What to produce: Write out every single entry exactly.

[BEGIN Records for the task]

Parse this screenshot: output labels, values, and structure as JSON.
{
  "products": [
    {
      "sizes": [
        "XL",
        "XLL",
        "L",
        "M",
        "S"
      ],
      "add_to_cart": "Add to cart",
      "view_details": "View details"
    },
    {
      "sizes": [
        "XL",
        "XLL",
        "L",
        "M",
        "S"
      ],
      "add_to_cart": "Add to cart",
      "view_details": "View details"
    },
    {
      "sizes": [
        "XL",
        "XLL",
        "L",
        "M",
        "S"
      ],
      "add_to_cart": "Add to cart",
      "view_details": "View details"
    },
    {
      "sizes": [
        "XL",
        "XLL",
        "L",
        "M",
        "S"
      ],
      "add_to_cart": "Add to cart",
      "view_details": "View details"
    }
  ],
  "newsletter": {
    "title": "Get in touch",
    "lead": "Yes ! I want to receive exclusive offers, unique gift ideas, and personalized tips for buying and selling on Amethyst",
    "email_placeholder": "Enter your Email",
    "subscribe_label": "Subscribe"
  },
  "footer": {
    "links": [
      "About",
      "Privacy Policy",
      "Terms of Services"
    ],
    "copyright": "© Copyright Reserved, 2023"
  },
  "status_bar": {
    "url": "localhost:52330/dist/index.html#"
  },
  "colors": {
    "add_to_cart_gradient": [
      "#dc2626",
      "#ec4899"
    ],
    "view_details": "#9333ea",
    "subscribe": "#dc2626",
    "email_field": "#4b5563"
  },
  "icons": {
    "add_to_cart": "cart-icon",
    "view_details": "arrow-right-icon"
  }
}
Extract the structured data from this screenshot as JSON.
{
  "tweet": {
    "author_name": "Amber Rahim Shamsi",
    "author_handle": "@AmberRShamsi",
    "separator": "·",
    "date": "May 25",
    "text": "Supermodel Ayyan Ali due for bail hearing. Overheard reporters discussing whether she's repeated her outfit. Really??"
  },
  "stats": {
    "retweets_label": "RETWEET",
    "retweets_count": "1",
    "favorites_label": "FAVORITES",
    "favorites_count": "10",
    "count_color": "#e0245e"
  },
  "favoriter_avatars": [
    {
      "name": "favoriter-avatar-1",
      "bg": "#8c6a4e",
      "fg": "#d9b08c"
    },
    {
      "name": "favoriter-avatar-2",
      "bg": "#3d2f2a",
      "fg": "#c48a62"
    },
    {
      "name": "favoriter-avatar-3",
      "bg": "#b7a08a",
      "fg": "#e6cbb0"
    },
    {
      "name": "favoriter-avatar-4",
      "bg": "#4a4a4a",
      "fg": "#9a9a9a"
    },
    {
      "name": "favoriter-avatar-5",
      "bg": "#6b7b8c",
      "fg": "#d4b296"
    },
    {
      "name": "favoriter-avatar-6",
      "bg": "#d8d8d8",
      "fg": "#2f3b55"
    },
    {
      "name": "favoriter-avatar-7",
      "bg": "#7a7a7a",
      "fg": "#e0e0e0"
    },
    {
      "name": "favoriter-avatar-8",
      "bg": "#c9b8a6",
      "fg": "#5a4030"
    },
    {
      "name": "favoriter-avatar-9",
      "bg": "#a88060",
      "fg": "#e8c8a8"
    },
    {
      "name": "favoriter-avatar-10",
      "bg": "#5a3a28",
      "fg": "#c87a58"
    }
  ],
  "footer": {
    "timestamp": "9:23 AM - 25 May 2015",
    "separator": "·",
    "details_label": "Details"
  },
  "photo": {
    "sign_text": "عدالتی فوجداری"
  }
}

[END Records for the task]

Task response:
Parse this screenshot: output labels, values, and structure as JSON.
{
  "products": [
    {
      "sizes": [
        "XL",
        "XLL",
        "L",
        "M",
        "S"
      ],
      "add_to_cart": "Add to cart",
      "view_details": "View details"
    },
    {
      "sizes": [
        "XL",
        "XLL",
        "L",
        "M",
        "S"
      ],
      "add_to_cart": "Add to cart",
      "view_details": "View details"
    },
    {
      "sizes": [
        "XL",
        "XLL",
        "L",
        "M",
        "S"
      ],
      "add_to_cart": "Add to cart",
      "view_details": "View details"
    },
    {
      "sizes": [
        "XL",
        "XLL",
        "L",
        "M",
        "S"
      ],
      "add_to_cart": "Add to cart",
      "view_details": "View details"
    }
  ],
  "newsletter": {
    "title": "Get in touch",
    "lead": "Yes ! I want to receive exclusive offers, unique gift ideas, and personalized tips for buying and selling on Amethyst",
    "email_placeholder": "Enter your Email",
    "subscribe_label": "Subscribe"
  },
  "footer": {
    "links": [
      "About",
      "Privacy Policy",
      "Terms of Services"
    ],
    "copyright": "© Copyright Reserved, 2023"
  },
  "status_bar": {
    "url": "localhost:52330/dist/index.html#"
  },
  "colors": {
    "add_to_cart_gradient": [
      "#dc2626",
      "#ec4899"
    ],
    "view_details": "#9333ea",
    "subscribe": "#dc2626",
    "email_field": "#4b5563"
  },
  "icons": {
    "add_to_cart": "cart-icon",
    "view_details": "arrow-right-icon"
  }
}
Extract the structured data from this screenshot as JSON.
{
  "tweet": {
    "author_name": "Amber Rahim Shamsi",
    "author_handle": "@AmberRShamsi",
    "separator": "·",
    "date": "May 25",
    "text": "Supermodel Ayyan Ali due for bail hearing. Overheard reporters discussing whether she's repeated her outfit. Really??"
  },
  "stats": {
    "retweets_label": "RETWEET",
    "retweets_count": "1",
    "favorites_label": "FAVORITES",
    "favorites_count": "10",
    "count_color": "#e0245e"
  },
  "favoriter_avatars": [
    {
      "name": "favoriter-avatar-1",
      "bg": "#8c6a4e",
      "fg": "#d9b08c"
    },
    {
      "name": "favoriter-avatar-2",
      "bg": "#3d2f2a",
      "fg": "#c48a62"
    },
    {
      "name": "favoriter-avatar-3",
      "bg": "#b7a08a",
      "fg": "#e6cbb0"
    },
    {
      "name": "favoriter-avatar-4",
      "bg": "#4a4a4a",
      "fg": "#9a9a9a"
    },
    {
      "name": "favoriter-avatar-5",
      "bg": "#6b7b8c",
      "fg": "#d4b296"
    },
    {
      "name": "favoriter-avatar-6",
      "bg": "#d8d8d8",
      "fg": "#2f3b55"
    },
    {
      "name": "favoriter-avatar-7",
      "bg": "#7a7a7a",
      "fg": "#e0e0e0"
    },
    {
      "name": "favoriter-avatar-8",
      "bg": "#c9b8a6",
      "fg": "#5a4030"
    },
    {
      "name": "favoriter-avatar-9",
      "bg": "#a88060",
      "fg": "#e8c8a8"
    },
    {
      "name": "favoriter-avatar-10",
      "bg": "#5a3a28",
      "fg": "#c87a58"
    }
  ],
  "footer": {
    "timestamp": "9:23 AM - 25 May 2015",
    "separator": "·",
    "details_label": "Details"
  },
  "photo": {
    "sign_text": "عدالتی فوجداری"
  }
}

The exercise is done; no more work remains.